== EXERCISE DIRECTIONS ==
In the material below, find each line holding the string "title" and copy it.

Items from a data source
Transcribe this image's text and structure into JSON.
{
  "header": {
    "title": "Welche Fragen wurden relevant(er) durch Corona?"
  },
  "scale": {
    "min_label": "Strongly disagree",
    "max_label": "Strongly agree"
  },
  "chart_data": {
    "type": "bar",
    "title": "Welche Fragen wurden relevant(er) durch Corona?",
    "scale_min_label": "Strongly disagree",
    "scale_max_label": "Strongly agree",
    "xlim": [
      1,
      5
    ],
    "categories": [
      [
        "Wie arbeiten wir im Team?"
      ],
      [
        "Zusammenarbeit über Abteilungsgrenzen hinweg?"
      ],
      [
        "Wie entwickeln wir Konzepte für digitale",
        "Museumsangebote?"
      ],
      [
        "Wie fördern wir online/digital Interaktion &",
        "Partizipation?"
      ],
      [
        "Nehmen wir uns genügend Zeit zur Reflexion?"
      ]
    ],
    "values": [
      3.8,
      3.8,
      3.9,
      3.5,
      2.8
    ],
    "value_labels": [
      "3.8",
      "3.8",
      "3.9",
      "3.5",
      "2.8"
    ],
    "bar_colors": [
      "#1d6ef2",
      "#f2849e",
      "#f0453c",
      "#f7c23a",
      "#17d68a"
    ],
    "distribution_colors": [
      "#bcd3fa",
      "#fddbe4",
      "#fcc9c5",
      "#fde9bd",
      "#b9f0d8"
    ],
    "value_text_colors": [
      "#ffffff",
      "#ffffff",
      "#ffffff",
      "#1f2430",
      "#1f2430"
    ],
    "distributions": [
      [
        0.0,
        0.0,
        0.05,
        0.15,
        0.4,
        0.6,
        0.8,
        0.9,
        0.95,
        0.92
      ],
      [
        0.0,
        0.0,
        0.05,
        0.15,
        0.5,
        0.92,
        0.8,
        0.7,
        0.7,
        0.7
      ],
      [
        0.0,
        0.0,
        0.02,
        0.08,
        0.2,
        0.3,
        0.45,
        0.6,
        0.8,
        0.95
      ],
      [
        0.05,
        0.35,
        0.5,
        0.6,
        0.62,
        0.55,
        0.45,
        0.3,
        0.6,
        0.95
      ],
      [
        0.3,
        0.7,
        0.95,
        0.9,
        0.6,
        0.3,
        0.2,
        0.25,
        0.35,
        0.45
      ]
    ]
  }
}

== THE SOLUTION ==
    "title": "Welche Fragen wurden relevant(er) durch Corona?"
    "title": "Welche Fragen wurden relevant(er) durch Corona?",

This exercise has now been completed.